What you should do: Go through the lines below and copy each one that holds the string "nghiệp".
--- Dataset excerpts ---
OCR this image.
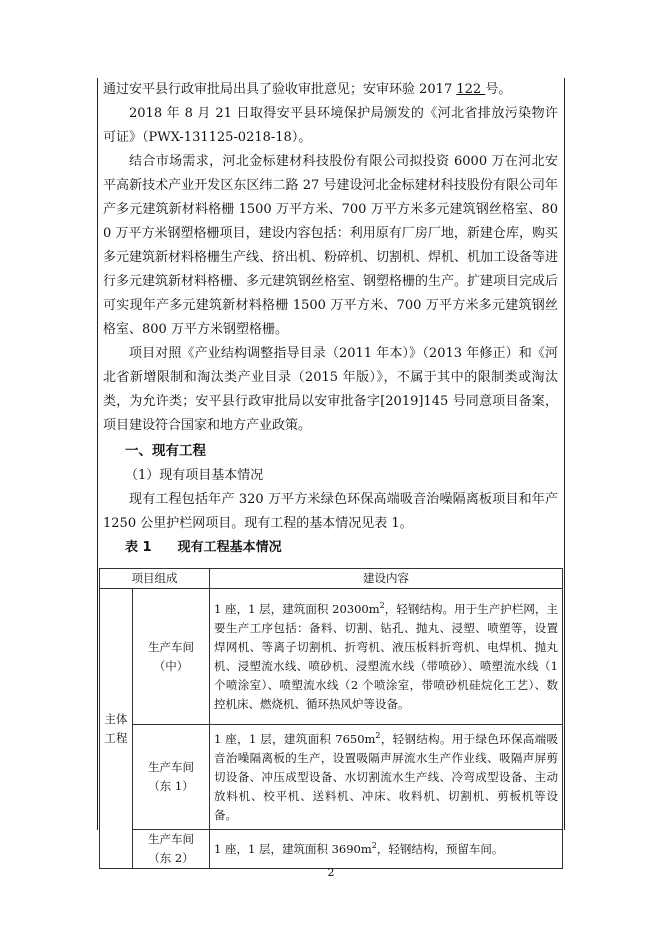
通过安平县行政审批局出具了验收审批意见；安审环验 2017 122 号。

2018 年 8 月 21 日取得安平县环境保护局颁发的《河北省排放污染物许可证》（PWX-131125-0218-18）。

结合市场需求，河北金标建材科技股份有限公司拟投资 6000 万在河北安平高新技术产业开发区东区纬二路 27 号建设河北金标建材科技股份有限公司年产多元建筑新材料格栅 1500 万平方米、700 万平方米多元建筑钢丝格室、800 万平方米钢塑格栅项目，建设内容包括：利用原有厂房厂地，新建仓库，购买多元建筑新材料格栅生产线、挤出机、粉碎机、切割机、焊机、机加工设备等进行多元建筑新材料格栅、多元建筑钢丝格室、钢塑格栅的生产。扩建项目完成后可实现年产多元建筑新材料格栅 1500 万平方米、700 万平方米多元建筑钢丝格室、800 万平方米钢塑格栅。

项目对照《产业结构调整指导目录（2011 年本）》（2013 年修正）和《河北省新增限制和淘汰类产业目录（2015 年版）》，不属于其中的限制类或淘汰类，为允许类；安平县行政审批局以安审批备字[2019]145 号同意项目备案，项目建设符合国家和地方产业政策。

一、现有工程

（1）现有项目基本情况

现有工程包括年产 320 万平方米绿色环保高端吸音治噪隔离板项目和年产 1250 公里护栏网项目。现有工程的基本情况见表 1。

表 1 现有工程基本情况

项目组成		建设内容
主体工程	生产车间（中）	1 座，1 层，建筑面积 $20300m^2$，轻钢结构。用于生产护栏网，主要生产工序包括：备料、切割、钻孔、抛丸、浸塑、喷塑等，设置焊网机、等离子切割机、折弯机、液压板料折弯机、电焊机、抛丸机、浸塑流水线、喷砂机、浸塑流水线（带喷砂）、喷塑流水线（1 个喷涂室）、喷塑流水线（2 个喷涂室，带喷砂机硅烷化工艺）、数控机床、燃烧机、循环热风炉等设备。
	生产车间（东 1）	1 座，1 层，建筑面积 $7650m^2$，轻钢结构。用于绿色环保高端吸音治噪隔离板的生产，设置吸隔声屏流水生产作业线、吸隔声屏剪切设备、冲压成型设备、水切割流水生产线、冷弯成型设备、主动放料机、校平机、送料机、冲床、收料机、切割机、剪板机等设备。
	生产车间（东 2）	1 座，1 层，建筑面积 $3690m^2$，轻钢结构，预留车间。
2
---
--- Dataset excerpts ---
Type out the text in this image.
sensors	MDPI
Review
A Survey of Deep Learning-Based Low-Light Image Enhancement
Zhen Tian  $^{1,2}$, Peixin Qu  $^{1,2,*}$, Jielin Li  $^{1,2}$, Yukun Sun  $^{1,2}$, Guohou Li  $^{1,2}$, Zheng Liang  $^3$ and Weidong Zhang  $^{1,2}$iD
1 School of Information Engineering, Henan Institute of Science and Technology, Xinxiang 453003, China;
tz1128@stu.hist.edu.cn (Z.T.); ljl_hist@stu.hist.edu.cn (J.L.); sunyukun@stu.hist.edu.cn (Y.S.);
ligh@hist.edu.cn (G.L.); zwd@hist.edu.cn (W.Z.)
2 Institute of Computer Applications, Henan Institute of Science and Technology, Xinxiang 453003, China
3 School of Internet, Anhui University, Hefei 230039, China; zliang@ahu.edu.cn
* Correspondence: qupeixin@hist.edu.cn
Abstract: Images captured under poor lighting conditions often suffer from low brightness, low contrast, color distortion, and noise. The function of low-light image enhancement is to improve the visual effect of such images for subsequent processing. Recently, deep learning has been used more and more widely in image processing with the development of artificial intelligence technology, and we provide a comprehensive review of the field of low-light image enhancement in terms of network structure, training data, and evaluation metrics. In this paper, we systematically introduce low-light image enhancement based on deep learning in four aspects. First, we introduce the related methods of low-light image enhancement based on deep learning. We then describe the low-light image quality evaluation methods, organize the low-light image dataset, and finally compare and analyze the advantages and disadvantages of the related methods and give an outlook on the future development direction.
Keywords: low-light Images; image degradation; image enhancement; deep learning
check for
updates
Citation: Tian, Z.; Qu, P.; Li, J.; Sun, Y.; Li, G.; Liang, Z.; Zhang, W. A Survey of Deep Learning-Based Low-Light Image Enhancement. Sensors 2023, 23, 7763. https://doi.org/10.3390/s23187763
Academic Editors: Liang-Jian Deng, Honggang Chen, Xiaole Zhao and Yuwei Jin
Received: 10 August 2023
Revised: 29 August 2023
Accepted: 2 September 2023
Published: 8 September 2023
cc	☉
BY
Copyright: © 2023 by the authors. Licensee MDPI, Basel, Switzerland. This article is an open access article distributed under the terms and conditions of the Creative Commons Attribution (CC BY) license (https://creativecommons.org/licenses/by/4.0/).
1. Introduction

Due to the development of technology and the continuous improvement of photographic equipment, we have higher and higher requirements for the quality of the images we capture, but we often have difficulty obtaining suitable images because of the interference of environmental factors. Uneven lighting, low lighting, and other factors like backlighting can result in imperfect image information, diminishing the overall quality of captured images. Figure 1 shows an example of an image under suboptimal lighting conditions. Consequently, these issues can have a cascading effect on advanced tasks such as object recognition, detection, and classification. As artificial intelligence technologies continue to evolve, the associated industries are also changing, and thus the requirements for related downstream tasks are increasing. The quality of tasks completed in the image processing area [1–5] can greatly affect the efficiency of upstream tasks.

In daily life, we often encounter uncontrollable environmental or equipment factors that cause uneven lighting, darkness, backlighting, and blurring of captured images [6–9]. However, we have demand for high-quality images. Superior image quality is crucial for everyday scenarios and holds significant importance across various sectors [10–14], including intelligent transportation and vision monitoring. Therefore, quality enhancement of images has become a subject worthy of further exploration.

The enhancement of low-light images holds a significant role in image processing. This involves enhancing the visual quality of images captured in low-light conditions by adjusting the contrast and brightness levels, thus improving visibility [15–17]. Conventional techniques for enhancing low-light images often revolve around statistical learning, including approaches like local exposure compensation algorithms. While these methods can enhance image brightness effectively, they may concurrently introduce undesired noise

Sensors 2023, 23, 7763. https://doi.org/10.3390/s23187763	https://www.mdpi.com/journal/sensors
---
--- Dataset excerpts ---
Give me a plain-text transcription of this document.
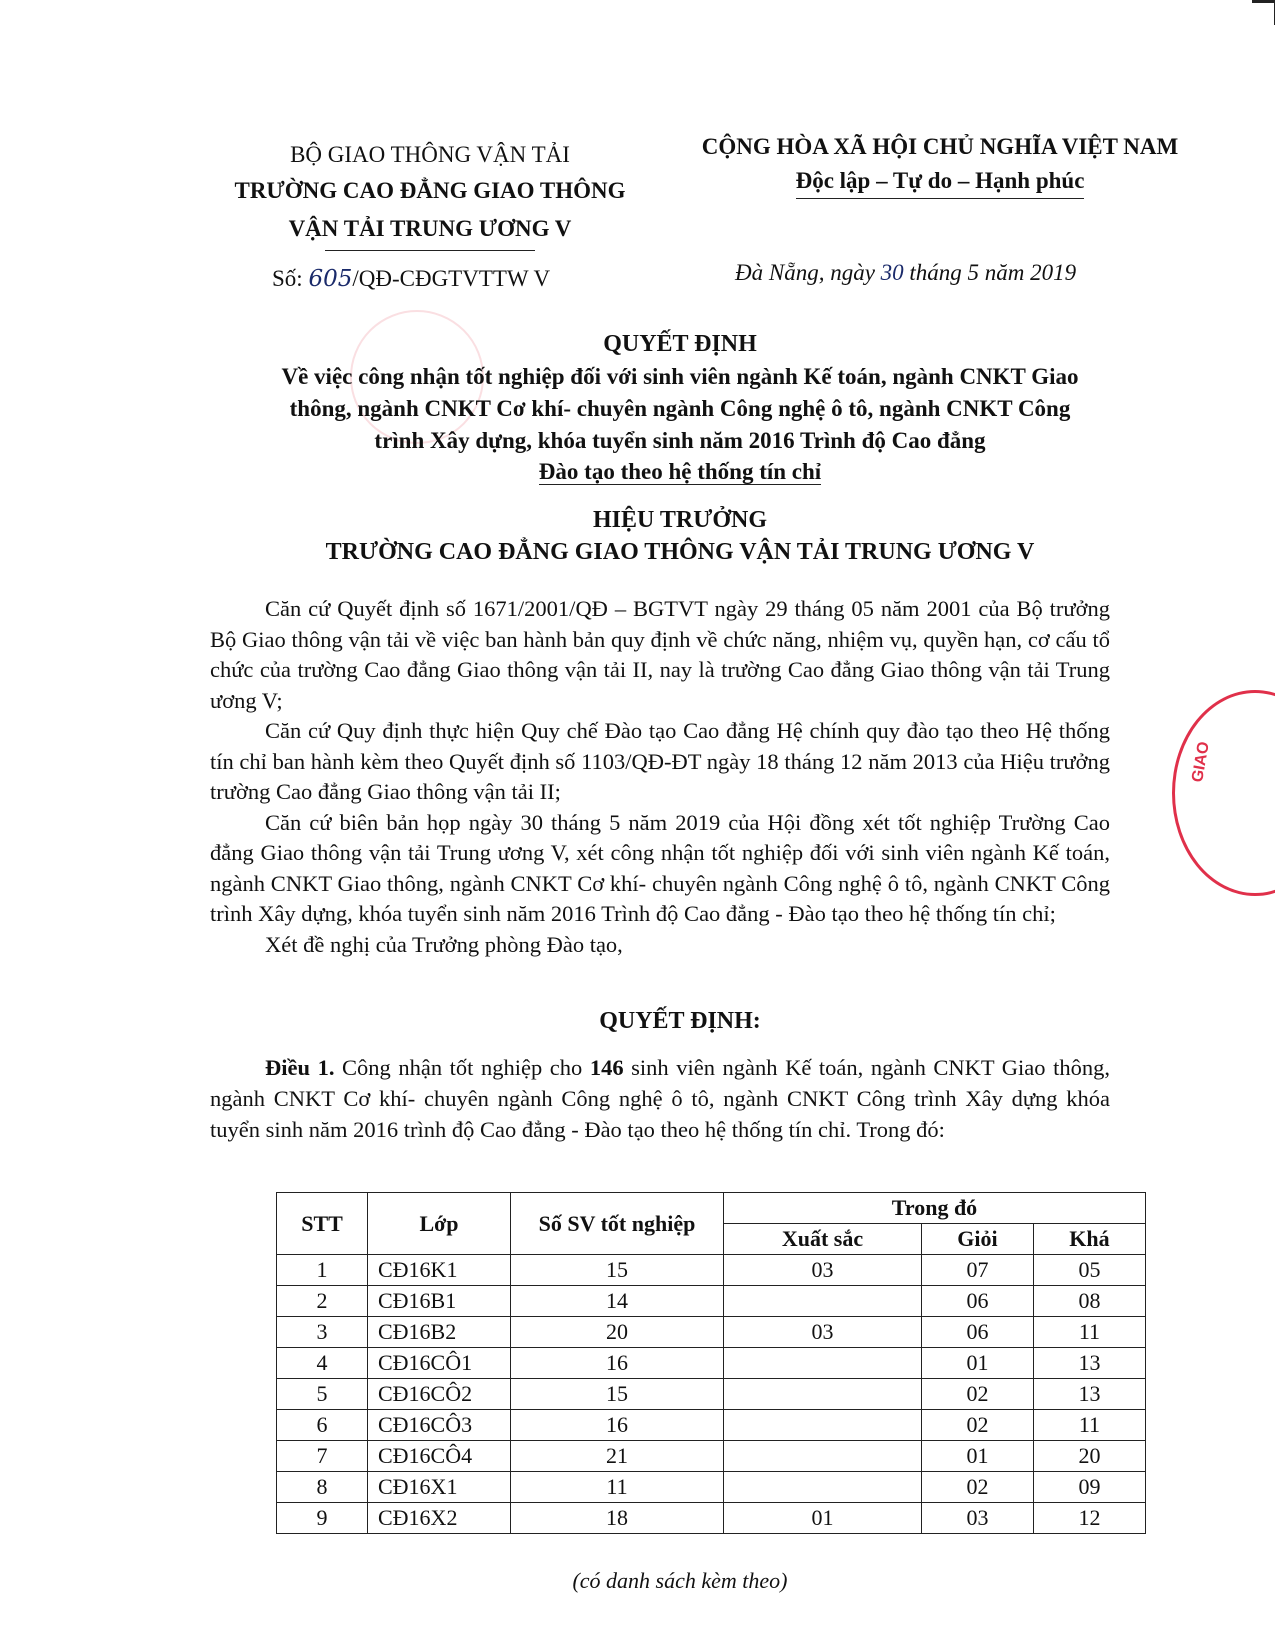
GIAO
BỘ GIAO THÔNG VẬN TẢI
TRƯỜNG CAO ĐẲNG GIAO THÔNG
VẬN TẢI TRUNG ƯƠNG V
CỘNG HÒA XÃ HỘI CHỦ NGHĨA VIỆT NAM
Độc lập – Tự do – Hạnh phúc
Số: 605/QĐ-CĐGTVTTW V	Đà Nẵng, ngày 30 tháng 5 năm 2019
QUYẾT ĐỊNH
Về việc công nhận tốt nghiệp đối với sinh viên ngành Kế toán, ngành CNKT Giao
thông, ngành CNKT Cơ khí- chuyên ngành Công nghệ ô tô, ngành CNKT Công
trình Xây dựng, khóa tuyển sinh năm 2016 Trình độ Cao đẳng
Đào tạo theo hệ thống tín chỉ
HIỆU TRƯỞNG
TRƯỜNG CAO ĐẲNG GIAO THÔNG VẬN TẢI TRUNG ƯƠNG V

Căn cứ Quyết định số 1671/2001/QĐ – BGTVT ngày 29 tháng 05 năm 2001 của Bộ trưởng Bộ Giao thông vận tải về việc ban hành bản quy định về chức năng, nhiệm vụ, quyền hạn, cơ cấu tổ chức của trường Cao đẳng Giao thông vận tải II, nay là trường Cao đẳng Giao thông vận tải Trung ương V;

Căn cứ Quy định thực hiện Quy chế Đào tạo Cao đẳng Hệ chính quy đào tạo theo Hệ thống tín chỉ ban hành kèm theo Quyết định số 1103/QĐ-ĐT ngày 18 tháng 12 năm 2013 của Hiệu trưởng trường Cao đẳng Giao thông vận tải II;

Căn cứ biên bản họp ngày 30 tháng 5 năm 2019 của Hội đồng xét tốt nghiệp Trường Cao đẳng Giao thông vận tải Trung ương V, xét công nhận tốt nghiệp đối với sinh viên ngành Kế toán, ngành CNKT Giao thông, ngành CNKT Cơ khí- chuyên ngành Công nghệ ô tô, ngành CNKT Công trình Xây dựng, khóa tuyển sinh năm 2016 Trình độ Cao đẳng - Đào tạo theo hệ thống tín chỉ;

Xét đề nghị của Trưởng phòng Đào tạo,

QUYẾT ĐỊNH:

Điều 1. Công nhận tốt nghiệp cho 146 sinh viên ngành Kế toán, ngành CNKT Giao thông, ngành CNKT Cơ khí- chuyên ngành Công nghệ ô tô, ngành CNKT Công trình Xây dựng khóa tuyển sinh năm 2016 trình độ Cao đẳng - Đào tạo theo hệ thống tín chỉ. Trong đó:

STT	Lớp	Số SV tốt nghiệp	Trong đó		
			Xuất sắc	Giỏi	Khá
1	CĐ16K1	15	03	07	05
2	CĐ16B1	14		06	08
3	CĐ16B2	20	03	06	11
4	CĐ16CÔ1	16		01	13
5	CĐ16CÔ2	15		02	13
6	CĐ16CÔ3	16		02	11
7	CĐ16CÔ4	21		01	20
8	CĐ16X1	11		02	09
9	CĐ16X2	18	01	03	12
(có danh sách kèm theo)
---
Reply:
Về việc công nhận tốt nghiệp đối với sinh viên ngành Kế toán, ngành CNKT Giao
Căn cứ biên bản họp ngày 30 tháng 5 năm 2019 của Hội đồng xét tốt nghiệp Trường Cao đẳng Giao thông vận tải Trung ương V, xét công nhận tốt nghiệp đối với sinh viên ngành Kế toán, ngành CNKT Giao thông, ngành CNKT Cơ khí- chuyên ngành Công nghệ ô tô, ngành CNKT Công trình Xây dựng, khóa tuyển sinh năm 2016 Trình độ Cao đẳng - Đào tạo theo hệ thống tín chỉ;
Điều 1. Công nhận tốt nghiệp cho 146 sinh viên ngành Kế toán, ngành CNKT Giao thông, ngành CNKT Cơ khí- chuyên ngành Công nghệ ô tô, ngành CNKT Công trình Xây dựng khóa tuyển sinh năm 2016 trình độ Cao đẳng - Đào tạo theo hệ thống tín chỉ. Trong đó:
STT	Lớp	Số SV tốt nghiệp	Trong đó		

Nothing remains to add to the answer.